Saved entries
┌────────

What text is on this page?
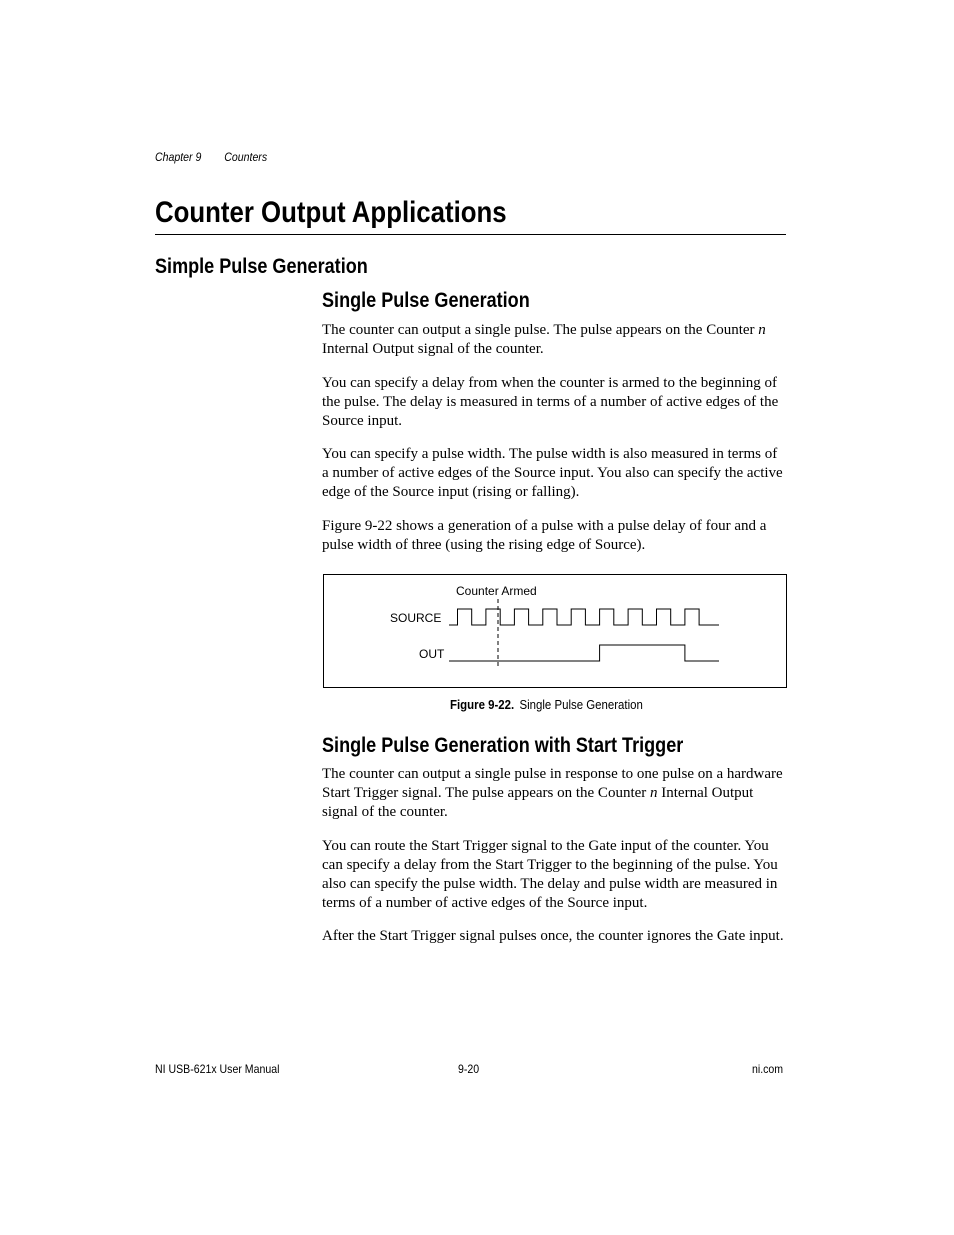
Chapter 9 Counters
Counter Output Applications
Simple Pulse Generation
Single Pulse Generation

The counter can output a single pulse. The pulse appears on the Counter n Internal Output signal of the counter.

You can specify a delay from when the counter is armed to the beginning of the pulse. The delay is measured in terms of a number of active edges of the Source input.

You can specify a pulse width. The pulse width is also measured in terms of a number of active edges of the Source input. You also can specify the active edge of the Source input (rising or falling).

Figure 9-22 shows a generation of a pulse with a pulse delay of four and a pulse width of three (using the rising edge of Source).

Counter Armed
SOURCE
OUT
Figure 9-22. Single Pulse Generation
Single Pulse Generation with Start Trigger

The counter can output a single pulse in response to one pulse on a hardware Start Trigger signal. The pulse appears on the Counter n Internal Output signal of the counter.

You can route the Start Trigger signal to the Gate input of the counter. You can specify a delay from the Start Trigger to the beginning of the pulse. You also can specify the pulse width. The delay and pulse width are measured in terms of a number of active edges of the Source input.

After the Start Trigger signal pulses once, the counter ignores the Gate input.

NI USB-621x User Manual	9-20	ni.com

└────────
┌────────

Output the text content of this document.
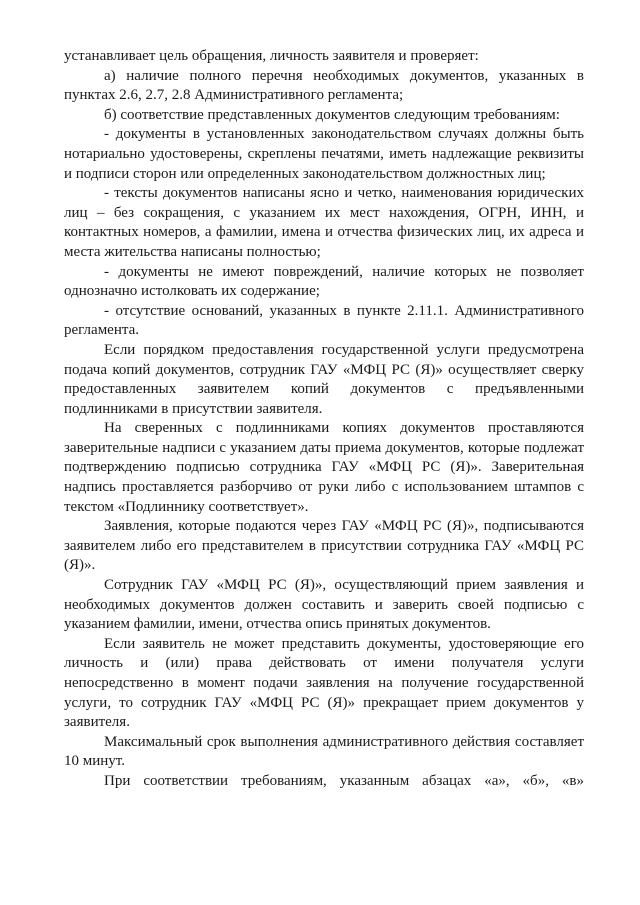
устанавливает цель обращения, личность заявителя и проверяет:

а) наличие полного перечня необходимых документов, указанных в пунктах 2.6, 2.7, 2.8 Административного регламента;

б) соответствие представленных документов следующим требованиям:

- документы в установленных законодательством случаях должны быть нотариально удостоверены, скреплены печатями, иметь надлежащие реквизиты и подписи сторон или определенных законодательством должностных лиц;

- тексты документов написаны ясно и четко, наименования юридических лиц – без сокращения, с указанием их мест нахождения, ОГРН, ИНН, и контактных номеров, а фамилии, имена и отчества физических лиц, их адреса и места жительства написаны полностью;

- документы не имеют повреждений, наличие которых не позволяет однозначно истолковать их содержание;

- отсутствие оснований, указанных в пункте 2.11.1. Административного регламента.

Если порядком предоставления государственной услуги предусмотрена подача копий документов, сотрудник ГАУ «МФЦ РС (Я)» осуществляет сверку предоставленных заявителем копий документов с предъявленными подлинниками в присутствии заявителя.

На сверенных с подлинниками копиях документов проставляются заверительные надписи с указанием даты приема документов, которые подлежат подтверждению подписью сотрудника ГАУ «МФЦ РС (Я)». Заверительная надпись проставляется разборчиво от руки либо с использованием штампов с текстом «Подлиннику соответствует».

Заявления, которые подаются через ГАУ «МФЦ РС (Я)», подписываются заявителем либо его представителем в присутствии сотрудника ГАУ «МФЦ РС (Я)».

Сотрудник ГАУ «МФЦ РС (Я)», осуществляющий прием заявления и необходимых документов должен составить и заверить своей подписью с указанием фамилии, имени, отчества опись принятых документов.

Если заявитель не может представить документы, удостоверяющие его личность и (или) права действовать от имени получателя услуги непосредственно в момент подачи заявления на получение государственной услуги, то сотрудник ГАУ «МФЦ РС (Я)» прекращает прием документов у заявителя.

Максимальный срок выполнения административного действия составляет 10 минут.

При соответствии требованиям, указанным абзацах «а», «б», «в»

└────────

## Task instructions
Reproduce every line of the listing above in which the string "документы" appears.

## Final result
- документы в установленных законодательством случаях должны быть нотариально удостоверены, скреплены печатями, иметь надлежащие реквизиты и подписи сторон или определенных законодательством должностных лиц;
- документы не имеют повреждений, наличие которых не позволяет однозначно истолковать их содержание;
Если заявитель не может представить документы, удостоверяющие его личность и (или) права действовать от имени получателя услуги непосредственно в момент подачи заявления на получение государственной услуги, то сотрудник ГАУ «МФЦ РС (Я)» прекращает прием документов у заявителя.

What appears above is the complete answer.